## Material
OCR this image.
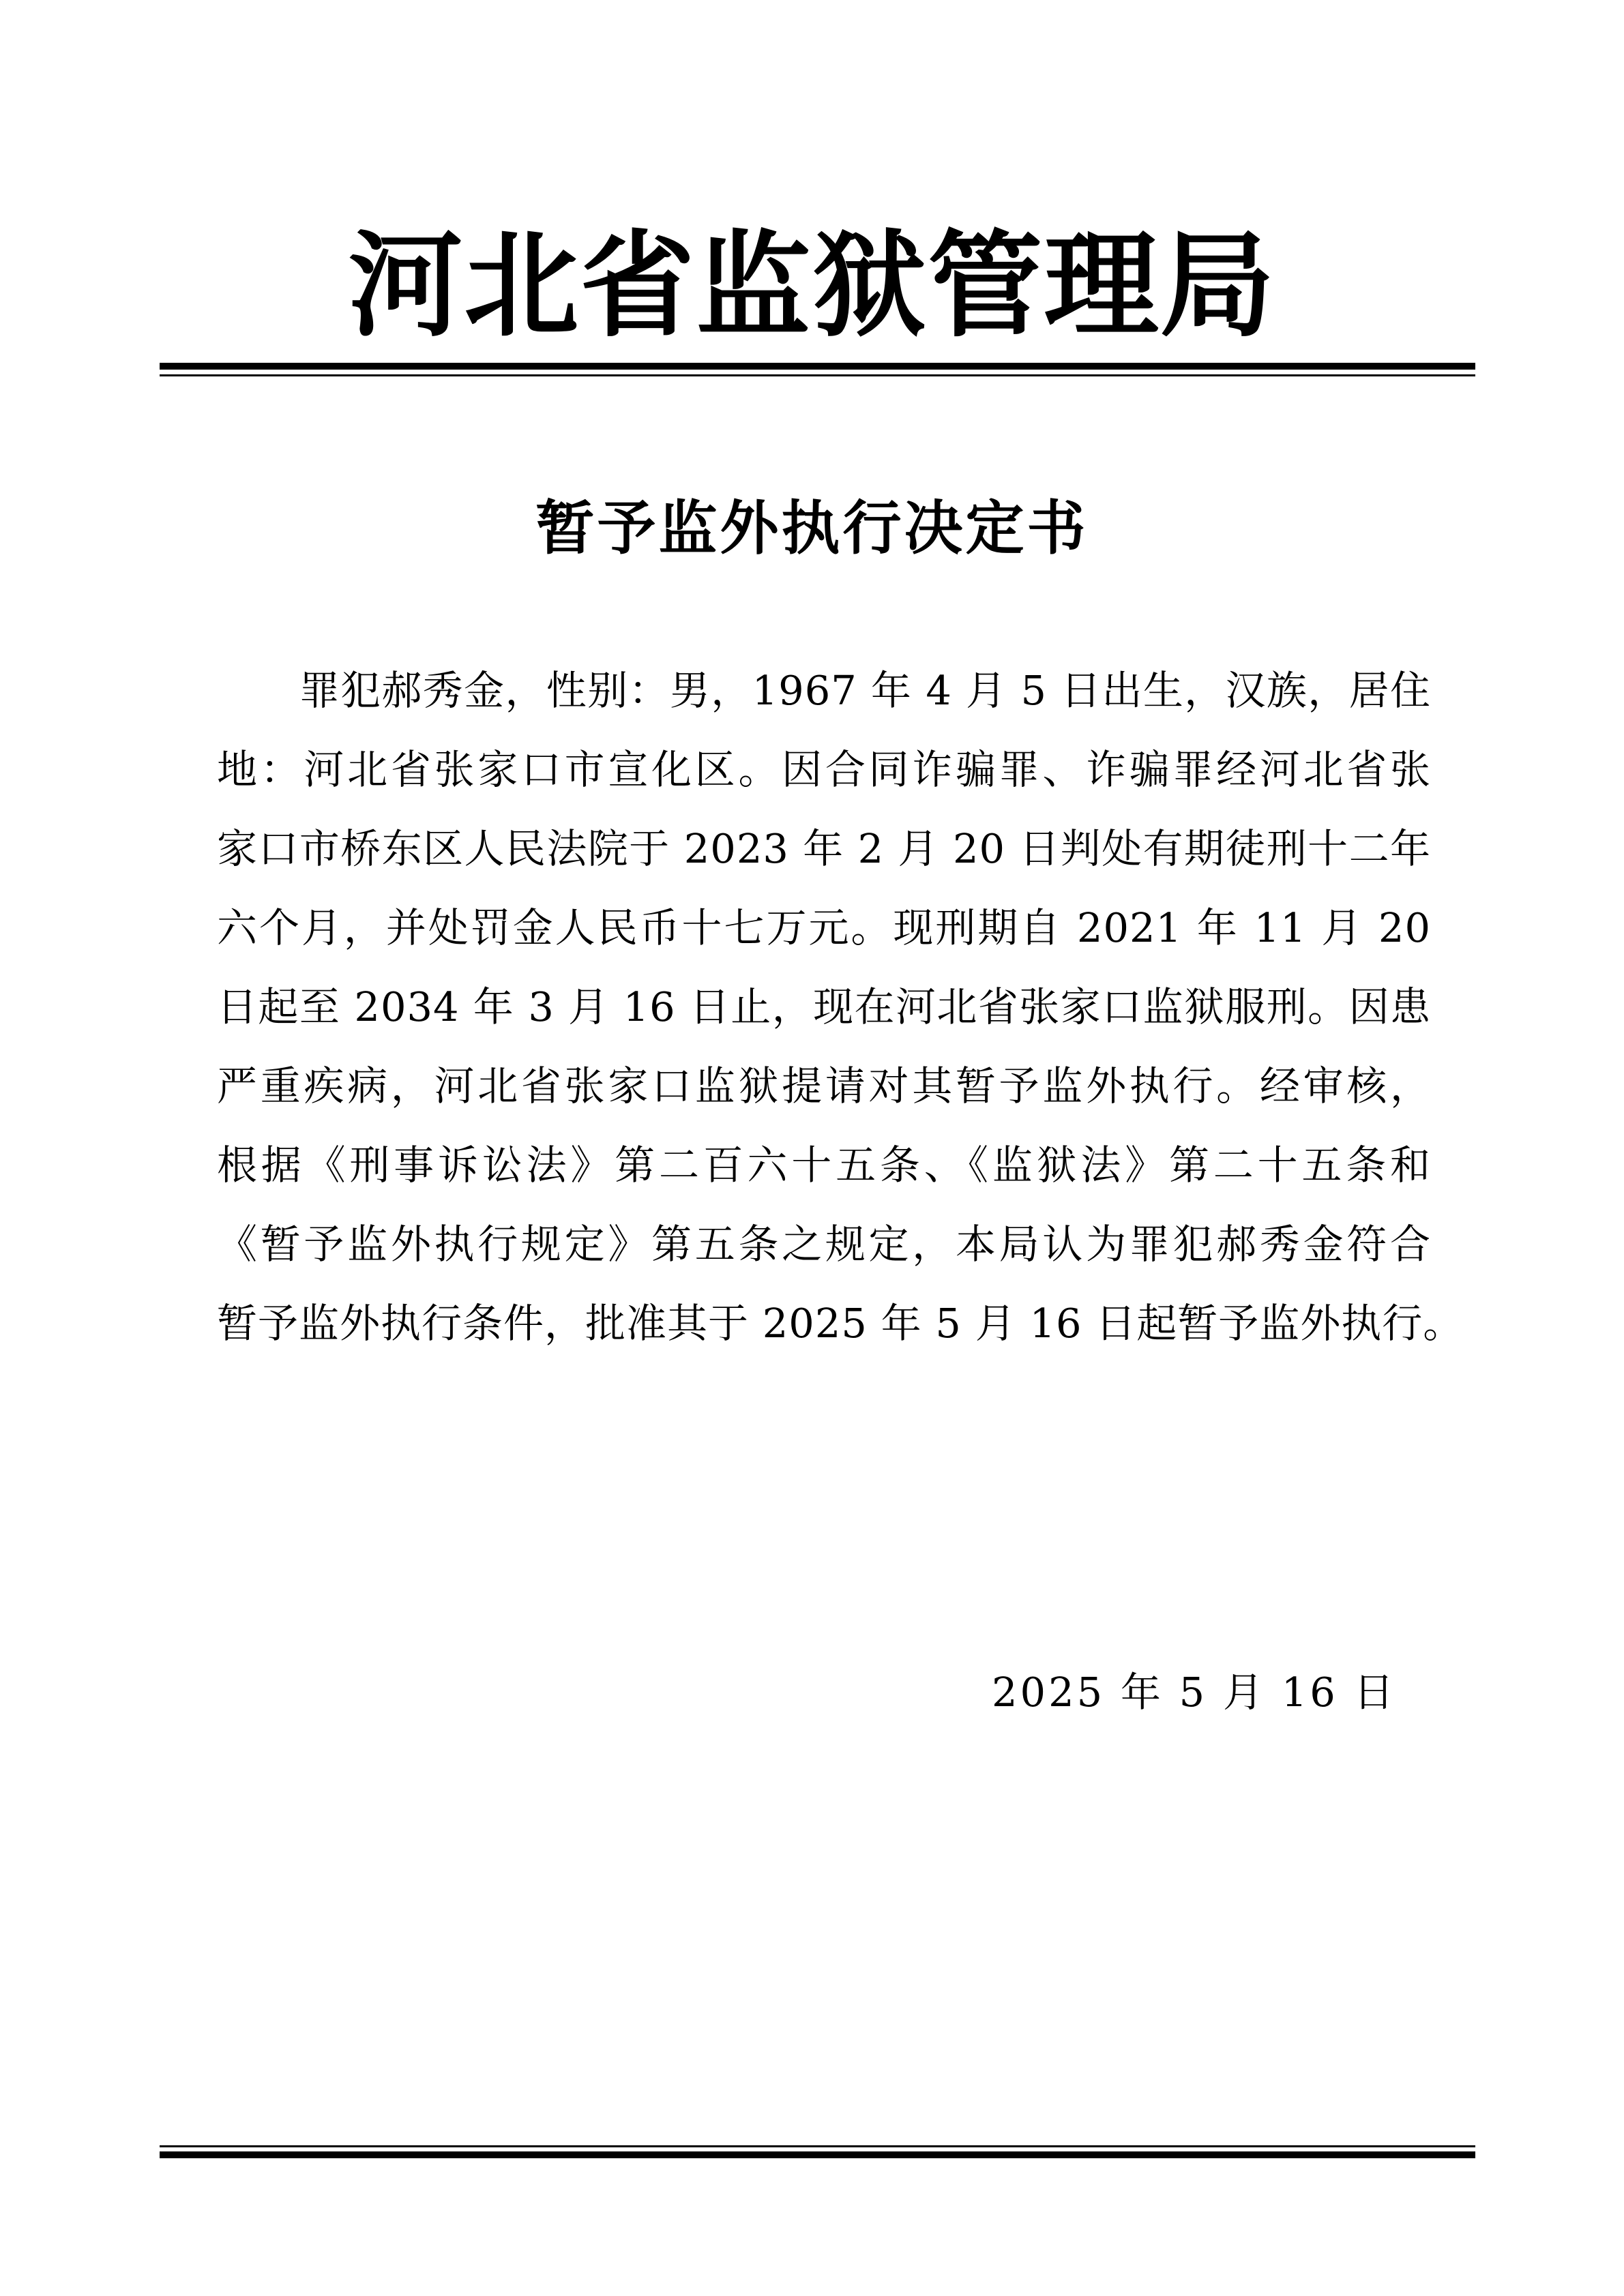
河北省监狱管理局
暂予监外执行决定书
　　罪犯郝秀金，性别：男，1967 年 4 月 5 日出生，汉族，居住
地：河北省张家口市宣化区。因合同诈骗罪、诈骗罪经河北省张
家口市桥东区人民法院于 2023 年 2 月 20 日判处有期徒刑十二年
六个月，并处罚金人民币十七万元。现刑期自 2021 年 11 月 20
日起至 2034 年 3 月 16 日止，现在河北省张家口监狱服刑。因患
严重疾病，河北省张家口监狱提请对其暂予监外执行。经审核，
根据《刑事诉讼法》第二百六十五条、《监狱法》第二十五条和
《暂予监外执行规定》第五条之规定，本局认为罪犯郝秀金符合
暂予监外执行条件，批准其于 2025 年 5 月 16 日起暂予监外执行。

2025 年 5 月 16 日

## Task brief
Retype every record above exactly as written, but leave out the pictures.

## Answer to this exercise
OCR this image.
河北省监狱管理局
暂予监外执行决定书
　　罪犯郝秀金，性别：男，1967 年 4 月 5 日出生，汉族，居住
地：河北省张家口市宣化区。因合同诈骗罪、诈骗罪经河北省张
家口市桥东区人民法院于 2023 年 2 月 20 日判处有期徒刑十二年
六个月，并处罚金人民币十七万元。现刑期自 2021 年 11 月 20
日起至 2034 年 3 月 16 日止，现在河北省张家口监狱服刑。因患
严重疾病，河北省张家口监狱提请对其暂予监外执行。经审核，
根据《刑事诉讼法》第二百六十五条、《监狱法》第二十五条和
《暂予监外执行规定》第五条之规定，本局认为罪犯郝秀金符合
暂予监外执行条件，批准其于 2025 年 5 月 16 日起暂予监外执行。

2025 年 5 月 16 日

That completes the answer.